* start Input for this task *

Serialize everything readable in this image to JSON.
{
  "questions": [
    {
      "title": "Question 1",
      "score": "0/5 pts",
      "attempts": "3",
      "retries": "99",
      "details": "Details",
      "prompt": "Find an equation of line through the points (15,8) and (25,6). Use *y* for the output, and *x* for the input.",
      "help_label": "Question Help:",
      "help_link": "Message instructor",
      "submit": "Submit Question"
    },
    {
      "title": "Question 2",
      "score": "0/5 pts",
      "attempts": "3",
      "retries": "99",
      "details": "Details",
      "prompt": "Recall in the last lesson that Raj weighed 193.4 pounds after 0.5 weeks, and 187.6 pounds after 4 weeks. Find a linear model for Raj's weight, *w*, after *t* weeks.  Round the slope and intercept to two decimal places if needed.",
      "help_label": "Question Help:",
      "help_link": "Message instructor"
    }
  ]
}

* end Input for this task *
* start Input for this task *

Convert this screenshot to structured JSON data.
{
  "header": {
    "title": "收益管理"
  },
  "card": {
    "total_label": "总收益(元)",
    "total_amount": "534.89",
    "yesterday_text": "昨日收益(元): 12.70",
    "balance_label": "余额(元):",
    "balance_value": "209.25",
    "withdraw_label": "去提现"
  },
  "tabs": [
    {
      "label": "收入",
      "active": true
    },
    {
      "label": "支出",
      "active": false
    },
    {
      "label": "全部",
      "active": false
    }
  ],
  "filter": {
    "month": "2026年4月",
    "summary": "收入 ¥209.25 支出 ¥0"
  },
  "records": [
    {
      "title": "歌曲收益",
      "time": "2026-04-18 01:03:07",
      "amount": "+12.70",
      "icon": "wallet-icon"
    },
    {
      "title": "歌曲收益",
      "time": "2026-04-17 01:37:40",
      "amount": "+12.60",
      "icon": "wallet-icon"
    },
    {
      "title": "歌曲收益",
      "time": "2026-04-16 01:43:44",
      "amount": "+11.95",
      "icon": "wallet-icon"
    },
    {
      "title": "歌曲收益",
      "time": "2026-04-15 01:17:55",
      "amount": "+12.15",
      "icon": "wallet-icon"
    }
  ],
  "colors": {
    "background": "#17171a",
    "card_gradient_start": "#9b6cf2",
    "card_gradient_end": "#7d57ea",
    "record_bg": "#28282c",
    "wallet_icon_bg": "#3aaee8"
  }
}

* end Input for this task *

Given task | State the number of lines above that hold the string "JSON", with nothing added.

In response | 2